» Description of the task
Count the lines below that contain the word "date", and reply with that number alone.

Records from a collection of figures

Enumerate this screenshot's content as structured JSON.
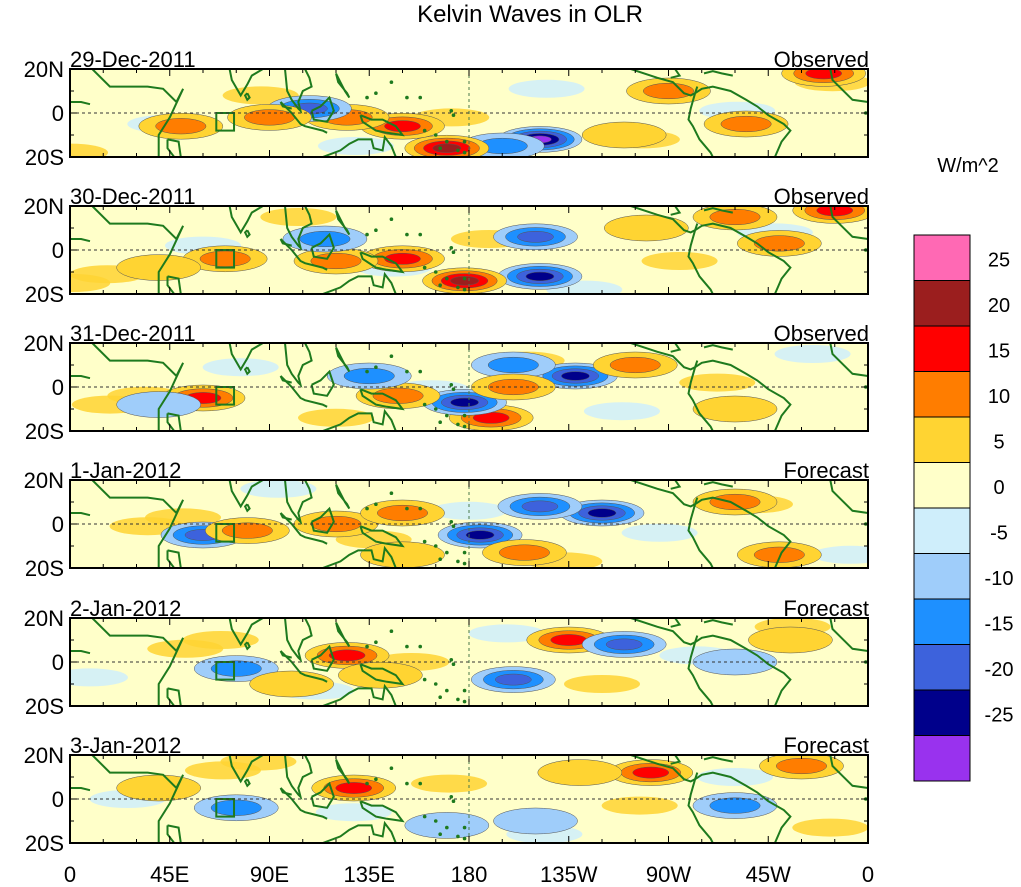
{
  "chart_data": {
    "type": "heatmap",
    "title": "Kelvin Waves in OLR",
    "xlabel": "",
    "ylabel": "",
    "unit_label": "W/m^2",
    "x_ticks": [
      "0",
      "45E",
      "90E",
      "135E",
      "180",
      "135W",
      "90W",
      "45W",
      "0"
    ],
    "x_range_deg": [
      0,
      360
    ],
    "y_ticks": [
      "20N",
      "0",
      "20S"
    ],
    "y_range_deg": [
      -20,
      20
    ],
    "colorbar": {
      "levels": [
        -25,
        -20,
        -15,
        -10,
        -5,
        0,
        5,
        10,
        15,
        20,
        25
      ],
      "tick_labels": [
        "25",
        "20",
        "15",
        "10",
        "5",
        "0",
        "-5",
        "-10",
        "-15",
        "-20",
        "-25"
      ],
      "colors": [
        "#9932ee",
        "#00008b",
        "#3d62dc",
        "#1e90ff",
        "#9fcdfa",
        "#cfeefb",
        "#ffffc9",
        "#ffd432",
        "#ff7d00",
        "#ff0000",
        "#9b1e1e",
        "#ff69b4"
      ]
    },
    "panels": [
      {
        "date": "29-Dec-2011",
        "kind": "Observed",
        "features": [
          {
            "lon": 212,
            "lat": -12,
            "value": -27
          },
          {
            "lon": 195,
            "lat": -15,
            "value": -13
          },
          {
            "lon": 170,
            "lat": -16,
            "value": 22
          },
          {
            "lon": 150,
            "lat": -6,
            "value": 16
          },
          {
            "lon": 125,
            "lat": -2,
            "value": 12
          },
          {
            "lon": 108,
            "lat": 2,
            "value": -18
          },
          {
            "lon": 90,
            "lat": -2,
            "value": 13
          },
          {
            "lon": 50,
            "lat": -6,
            "value": 13
          },
          {
            "lon": 270,
            "lat": 10,
            "value": 14
          },
          {
            "lon": 340,
            "lat": 18,
            "value": 17
          },
          {
            "lon": 250,
            "lat": -10,
            "value": 8
          },
          {
            "lon": 305,
            "lat": -5,
            "value": 12
          }
        ]
      },
      {
        "date": "30-Dec-2011",
        "kind": "Observed",
        "features": [
          {
            "lon": 212,
            "lat": -12,
            "value": -22
          },
          {
            "lon": 210,
            "lat": 6,
            "value": -15
          },
          {
            "lon": 178,
            "lat": -14,
            "value": 21
          },
          {
            "lon": 150,
            "lat": -4,
            "value": 16
          },
          {
            "lon": 120,
            "lat": -5,
            "value": 12
          },
          {
            "lon": 115,
            "lat": 5,
            "value": -12
          },
          {
            "lon": 70,
            "lat": -4,
            "value": 12
          },
          {
            "lon": 40,
            "lat": -8,
            "value": 8
          },
          {
            "lon": 300,
            "lat": 15,
            "value": 10
          },
          {
            "lon": 345,
            "lat": 18,
            "value": 17
          },
          {
            "lon": 320,
            "lat": 3,
            "value": 10
          },
          {
            "lon": 260,
            "lat": 10,
            "value": 8
          }
        ]
      },
      {
        "date": "31-Dec-2011",
        "kind": "Observed",
        "features": [
          {
            "lon": 228,
            "lat": 5,
            "value": -22
          },
          {
            "lon": 200,
            "lat": 10,
            "value": -12
          },
          {
            "lon": 190,
            "lat": -14,
            "value": 16
          },
          {
            "lon": 178,
            "lat": -7,
            "value": -20
          },
          {
            "lon": 148,
            "lat": -4,
            "value": 14
          },
          {
            "lon": 135,
            "lat": 5,
            "value": -12
          },
          {
            "lon": 60,
            "lat": -5,
            "value": 15
          },
          {
            "lon": 40,
            "lat": -8,
            "value": -8
          },
          {
            "lon": 255,
            "lat": 10,
            "value": 12
          },
          {
            "lon": 200,
            "lat": 0,
            "value": 12
          },
          {
            "lon": 300,
            "lat": -10,
            "value": 8
          }
        ]
      },
      {
        "date": "1-Jan-2012",
        "kind": "Forecast",
        "features": [
          {
            "lon": 240,
            "lat": 5,
            "value": -22
          },
          {
            "lon": 212,
            "lat": 8,
            "value": -17
          },
          {
            "lon": 185,
            "lat": -5,
            "value": -22
          },
          {
            "lon": 205,
            "lat": -13,
            "value": 14
          },
          {
            "lon": 120,
            "lat": 0,
            "value": 13
          },
          {
            "lon": 60,
            "lat": -5,
            "value": -18
          },
          {
            "lon": 80,
            "lat": -3,
            "value": 12
          },
          {
            "lon": 150,
            "lat": 5,
            "value": 10
          },
          {
            "lon": 320,
            "lat": -14,
            "value": 12
          },
          {
            "lon": 300,
            "lat": 10,
            "value": 10
          },
          {
            "lon": 150,
            "lat": -14,
            "value": 8
          }
        ]
      },
      {
        "date": "2-Jan-2012",
        "kind": "Forecast",
        "features": [
          {
            "lon": 225,
            "lat": 10,
            "value": 18
          },
          {
            "lon": 250,
            "lat": 8,
            "value": -15
          },
          {
            "lon": 200,
            "lat": -8,
            "value": -16
          },
          {
            "lon": 125,
            "lat": 3,
            "value": 16
          },
          {
            "lon": 75,
            "lat": -3,
            "value": -12
          },
          {
            "lon": 140,
            "lat": -6,
            "value": 8
          },
          {
            "lon": 300,
            "lat": 0,
            "value": -8
          },
          {
            "lon": 325,
            "lat": 10,
            "value": 8
          },
          {
            "lon": 100,
            "lat": -10,
            "value": 8
          }
        ]
      },
      {
        "date": "3-Jan-2012",
        "kind": "Forecast",
        "features": [
          {
            "lon": 262,
            "lat": 12,
            "value": 17
          },
          {
            "lon": 230,
            "lat": 12,
            "value": 8
          },
          {
            "lon": 128,
            "lat": 5,
            "value": 16
          },
          {
            "lon": 75,
            "lat": -4,
            "value": -12
          },
          {
            "lon": 170,
            "lat": -12,
            "value": -8
          },
          {
            "lon": 300,
            "lat": -3,
            "value": -10
          },
          {
            "lon": 330,
            "lat": 15,
            "value": 10
          },
          {
            "lon": 210,
            "lat": -10,
            "value": -8
          },
          {
            "lon": 40,
            "lat": 5,
            "value": 8
          }
        ]
      }
    ]
  }
}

» Solved exercise
6